_DESCRIPTION OF THE TASK_. In the records below, find each line with "this" and copy it.
━━━
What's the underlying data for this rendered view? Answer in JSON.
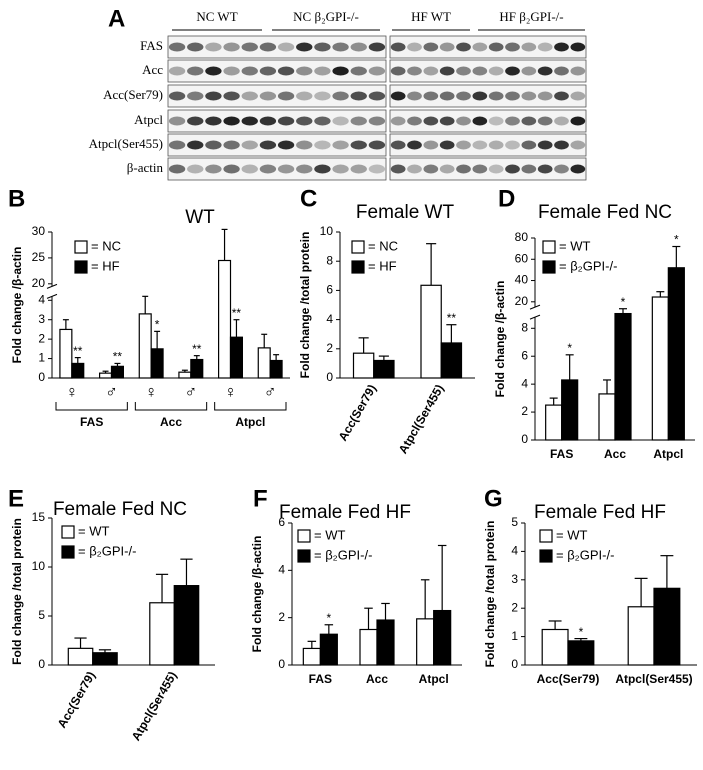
{
  "blot": {
    "panel": "A",
    "groups": [
      "NC WT",
      "NC β₂GPI-/-",
      "HF WT",
      "HF β₂GPI-/-"
    ],
    "rows": [
      "FAS",
      "Acc",
      "Acc(Ser79)",
      "Atpcl",
      "Atpcl(Ser455)",
      "β-actin"
    ]
  },
  "chart_data": [
    {
      "type": "bar",
      "panel": "B",
      "title": "WT",
      "ylabel": "Fold change /β-actin",
      "categories": [
        "♀",
        "♂",
        "♀",
        "♂",
        "♀",
        "♂"
      ],
      "groups": [
        "FAS",
        "Acc",
        "Atpcl"
      ],
      "series": [
        {
          "name": "= NC",
          "color": "#ffffff",
          "values": [
            2.5,
            0.25,
            3.3,
            0.3,
            24.5,
            1.55
          ],
          "errors": [
            0.5,
            0.1,
            1.0,
            0.1,
            6,
            0.7
          ],
          "stars": [
            null,
            null,
            null,
            null,
            null,
            null
          ]
        },
        {
          "name": "= HF",
          "color": "#000000",
          "values": [
            0.75,
            0.6,
            1.5,
            0.95,
            2.1,
            0.9
          ],
          "errors": [
            0.3,
            0.15,
            0.9,
            0.2,
            0.9,
            0.3
          ],
          "stars": [
            "**",
            "**",
            "*",
            "**",
            "**",
            null
          ]
        }
      ],
      "ylim": [
        0,
        30
      ],
      "ybreak": [
        4.2,
        19.5
      ],
      "yticks": [
        0,
        1,
        2,
        3,
        4,
        20,
        25,
        30
      ]
    },
    {
      "type": "bar",
      "panel": "C",
      "title": "Female WT",
      "ylabel": "Fold change /total protein",
      "categories": [
        "Acc(Ser79)",
        "Atpcl(Ser455)"
      ],
      "rotate_labels": true,
      "series": [
        {
          "name": "= NC",
          "color": "#ffffff",
          "values": [
            1.7,
            6.35
          ],
          "errors": [
            1.05,
            2.85
          ],
          "stars": [
            null,
            null
          ]
        },
        {
          "name": "= HF",
          "color": "#000000",
          "values": [
            1.2,
            2.4
          ],
          "errors": [
            0.3,
            1.25
          ],
          "stars": [
            null,
            "**"
          ]
        }
      ],
      "ylim": [
        0,
        10
      ],
      "yticks": [
        0,
        2,
        4,
        6,
        8,
        10
      ]
    },
    {
      "type": "bar",
      "panel": "D",
      "title": "Female Fed NC",
      "ylabel": "Fold change /β-actin",
      "categories": [
        "FAS",
        "Acc",
        "Atpcl"
      ],
      "series": [
        {
          "name": "= WT",
          "color": "#ffffff",
          "values": [
            2.5,
            3.3,
            24.5
          ],
          "errors": [
            0.5,
            1.0,
            5
          ],
          "stars": [
            null,
            null,
            null
          ]
        },
        {
          "name": "= β₂GPI-/-",
          "color": "#000000",
          "values": [
            4.3,
            11,
            52
          ],
          "errors": [
            1.8,
            3,
            20
          ],
          "stars": [
            "*",
            "*",
            "*"
          ]
        }
      ],
      "ylim": [
        0,
        80
      ],
      "ybreak": [
        8.8,
        15
      ],
      "yticks": [
        0,
        2,
        4,
        6,
        8,
        20,
        40,
        60,
        80
      ]
    },
    {
      "type": "bar",
      "panel": "E",
      "title": "Female Fed NC",
      "ylabel": "Fold change /total protein",
      "categories": [
        "Acc(Ser79)",
        "Atpcl(Ser455)"
      ],
      "rotate_labels": true,
      "series": [
        {
          "name": "= WT",
          "color": "#ffffff",
          "values": [
            1.7,
            6.35
          ],
          "errors": [
            1.05,
            2.9
          ],
          "stars": [
            null,
            null
          ]
        },
        {
          "name": "= β₂GPI-/-",
          "color": "#000000",
          "values": [
            1.25,
            8.1
          ],
          "errors": [
            0.3,
            2.7
          ],
          "stars": [
            null,
            null
          ]
        }
      ],
      "ylim": [
        0,
        15
      ],
      "yticks": [
        0,
        5,
        10,
        15
      ]
    },
    {
      "type": "bar",
      "panel": "F",
      "title": "Female Fed HF",
      "ylabel": "Fold change /β-actin",
      "categories": [
        "FAS",
        "Acc",
        "Atpcl"
      ],
      "series": [
        {
          "name": "= WT",
          "color": "#ffffff",
          "values": [
            0.7,
            1.5,
            1.95
          ],
          "errors": [
            0.3,
            0.9,
            1.65
          ],
          "stars": [
            null,
            null,
            null
          ]
        },
        {
          "name": "= β₂GPI-/-",
          "color": "#000000",
          "values": [
            1.3,
            1.9,
            2.3
          ],
          "errors": [
            0.4,
            0.7,
            2.75
          ],
          "stars": [
            "*",
            null,
            null
          ]
        }
      ],
      "ylim": [
        0,
        6
      ],
      "yticks": [
        0,
        2,
        4,
        6
      ]
    },
    {
      "type": "bar",
      "panel": "G",
      "title": "Female Fed HF",
      "ylabel": "Fold change /total protein",
      "categories": [
        "Acc(Ser79)",
        "Atpcl(Ser455)"
      ],
      "series": [
        {
          "name": "= WT",
          "color": "#ffffff",
          "values": [
            1.25,
            2.05
          ],
          "errors": [
            0.3,
            1.0
          ],
          "stars": [
            null,
            null
          ]
        },
        {
          "name": "= β₂GPI-/-",
          "color": "#000000",
          "values": [
            0.85,
            2.7
          ],
          "errors": [
            0.08,
            1.15
          ],
          "stars": [
            "*",
            null
          ]
        }
      ],
      "ylim": [
        0,
        5
      ],
      "yticks": [
        0,
        1,
        2,
        3,
        4,
        5
      ]
    }
  ]
}
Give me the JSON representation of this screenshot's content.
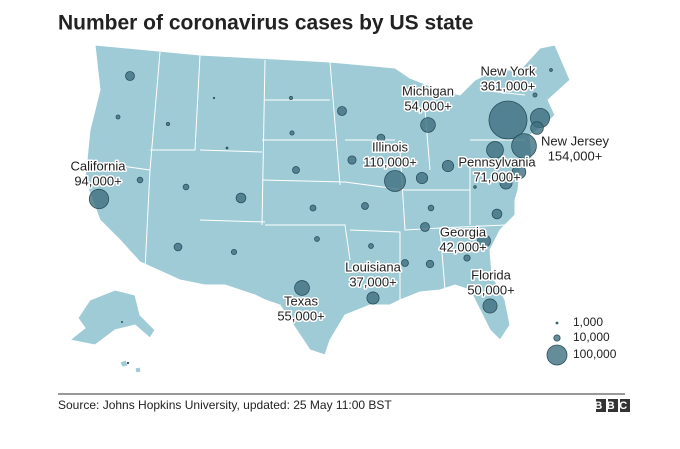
{
  "title": "Number of coronavirus cases by US state",
  "map": {
    "states": [
      {
        "label": "New York",
        "value": 361000,
        "value_label": "361,000+"
      },
      {
        "label": "New Jersey",
        "value": 154000,
        "value_label": "154,000+"
      },
      {
        "label": "Michigan",
        "value": 54000,
        "value_label": "54,000+"
      },
      {
        "label": "Illinois",
        "value": 110000,
        "value_label": "110,000+"
      },
      {
        "label": "Pennsylvania",
        "value": 71000,
        "value_label": "71,000+"
      },
      {
        "label": "California",
        "value": 94000,
        "value_label": "94,000+"
      },
      {
        "label": "Georgia",
        "value": 42000,
        "value_label": "42,000+"
      },
      {
        "label": "Louisiana",
        "value": 37000,
        "value_label": "37,000+"
      },
      {
        "label": "Florida",
        "value": 50000,
        "value_label": "50,000+"
      },
      {
        "label": "Texas",
        "value": 55000,
        "value_label": "55,000+"
      }
    ],
    "other_values": [
      20000,
      4000,
      2700,
      500,
      900,
      8000,
      8000,
      15000,
      24000,
      7000,
      2400,
      4500,
      12000,
      9000,
      6000,
      20000,
      17000,
      12000,
      6000,
      15000,
      32000,
      32000,
      8000,
      20000,
      12000,
      14000,
      10000,
      24000,
      37000,
      46000,
      92000,
      40000,
      2000,
      1000,
      4000,
      1700,
      400,
      600
    ],
    "legend": [
      {
        "value": 1000,
        "label": "1,000"
      },
      {
        "value": 10000,
        "label": "10,000"
      },
      {
        "value": 100000,
        "label": "100,000"
      }
    ]
  },
  "footer": {
    "source": "Source: Johns Hopkins University, updated: 25 May 11:00 BST",
    "logo": "BBC"
  }
}
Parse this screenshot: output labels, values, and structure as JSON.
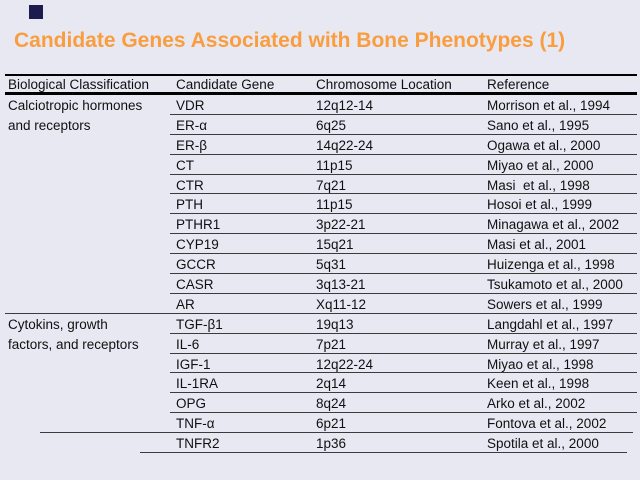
{
  "slide": {
    "title": "Candidate Genes Associated with Bone Phenotypes (1)",
    "title_color": "#F99D3E",
    "background_color": "#E8E8F3",
    "decoration_square_color": "#1B1B4E",
    "table_line_color": "#000000"
  },
  "table": {
    "headers": [
      "Biological Classification",
      "Candidate Gene",
      "Chromosome Location",
      "Reference"
    ],
    "sections": [
      {
        "classification": "Calciotropic hormones and receptors",
        "classification_lines": [
          "Calciotropic hormones",
          "and receptors"
        ],
        "rows": [
          {
            "gene": "VDR",
            "location": "12q12-14",
            "reference": "Morrison et al., 1994"
          },
          {
            "gene": "ER-α",
            "location": "6q25",
            "reference": "Sano et al., 1995"
          },
          {
            "gene": "ER-β",
            "location": "14q22-24",
            "reference": "Ogawa et al., 2000"
          },
          {
            "gene": "CT",
            "location": "11p15",
            "reference": "Miyao et al., 2000"
          },
          {
            "gene": "CTR",
            "location": "7q21",
            "reference": "Masi  et al., 1998"
          },
          {
            "gene": "PTH",
            "location": "11p15",
            "reference": "Hosoi et al., 1999"
          },
          {
            "gene": "PTHR1",
            "location": "3p22-21",
            "reference": "Minagawa et al., 2002"
          },
          {
            "gene": "CYP19",
            "location": "15q21",
            "reference": "Masi et al., 2001"
          },
          {
            "gene": "GCCR",
            "location": "5q31",
            "reference": "Huizenga et al., 1998"
          },
          {
            "gene": "CASR",
            "location": "3q13-21",
            "reference": "Tsukamoto et al., 2000"
          },
          {
            "gene": "AR",
            "location": "Xq11-12",
            "reference": "Sowers et al., 1999"
          }
        ]
      },
      {
        "classification": "Cytokins, growth factors, and receptors",
        "classification_lines": [
          "Cytokins, growth",
          "factors, and receptors"
        ],
        "rows": [
          {
            "gene": "TGF-β1",
            "location": "19q13",
            "reference": "Langdahl et al., 1997"
          },
          {
            "gene": "IL-6",
            "location": "7p21",
            "reference": "Murray et al., 1997"
          },
          {
            "gene": "IGF-1",
            "location": "12q22-24",
            "reference": "Miyao et al., 1998"
          },
          {
            "gene": "IL-1RA",
            "location": "2q14",
            "reference": "Keen et al., 1998"
          },
          {
            "gene": "OPG",
            "location": "8q24",
            "reference": "Arko et al., 2002"
          },
          {
            "gene": "TNF-α",
            "location": "6p21",
            "reference": "Fontova et al., 2002"
          },
          {
            "gene": "TNFR2",
            "location": "1p36",
            "reference": "Spotila et al., 2000"
          }
        ]
      }
    ]
  }
}
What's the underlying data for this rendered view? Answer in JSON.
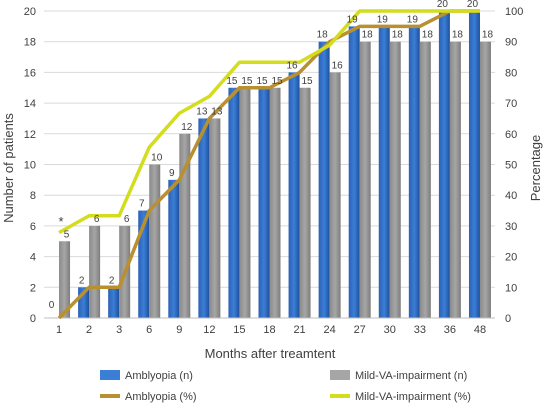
{
  "chart_data": {
    "type": "bar",
    "categories": [
      "1",
      "2",
      "3",
      "6",
      "9",
      "12",
      "15",
      "18",
      "21",
      "24",
      "27",
      "30",
      "33",
      "36",
      "48"
    ],
    "xlabel": "Months after treamtent",
    "ylabel": "Number of patients",
    "y2label": "Percentage",
    "ylim": [
      0,
      20
    ],
    "y2lim": [
      0,
      100
    ],
    "yticks": [
      "0",
      "2",
      "4",
      "6",
      "8",
      "10",
      "12",
      "14",
      "16",
      "18",
      "20"
    ],
    "y2ticks": [
      "0",
      "10",
      "20",
      "30",
      "40",
      "50",
      "60",
      "70",
      "80",
      "90",
      "100"
    ],
    "grid": true,
    "legend_position": "bottom",
    "annotation": "*",
    "series": [
      {
        "name": "Amblyopia (n)",
        "kind": "bar",
        "axis": "left",
        "color": "#3a7fd5",
        "values": [
          0,
          2,
          2,
          7,
          9,
          13,
          15,
          15,
          16,
          18,
          19,
          19,
          19,
          20,
          20
        ],
        "labels": [
          "0",
          "2",
          "2",
          "7",
          "9",
          "13",
          "15",
          "15",
          "16",
          "18",
          "19",
          "19",
          "19",
          "20",
          "20"
        ]
      },
      {
        "name": "Mild-VA-impairment (n)",
        "kind": "bar",
        "axis": "left",
        "color": "#a6a6a6",
        "values": [
          5,
          6,
          6,
          10,
          12,
          13,
          15,
          15,
          15,
          16,
          18,
          18,
          18,
          18,
          18
        ],
        "labels": [
          "5",
          "6",
          "6",
          "10",
          "12",
          "13",
          "15",
          "15",
          "15",
          "16",
          "18",
          "18",
          "18",
          "18",
          "18"
        ]
      },
      {
        "name": "Amblyopia (%)",
        "kind": "line",
        "axis": "right",
        "color": "#b9902f",
        "values": [
          0,
          10,
          10,
          35,
          45,
          65,
          75,
          75,
          80,
          90,
          95,
          95,
          95,
          100,
          100
        ]
      },
      {
        "name": "Mild-VA-impairment (%)",
        "kind": "line",
        "axis": "right",
        "color": "#d4dc1e",
        "values": [
          27.8,
          33.3,
          33.3,
          55.6,
          66.7,
          72.2,
          83.3,
          83.3,
          83.3,
          88.9,
          100,
          100,
          100,
          100,
          100
        ]
      }
    ]
  }
}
━━━
_REPLY_.
What's the underlying data for this rendered view? Answer in JSON.
Give me the JSON representation of this screenshot's content.
Parse this screenshot: output labels, values, and structure as JSON.
What's the underlying data for this rendered view? Answer in JSON.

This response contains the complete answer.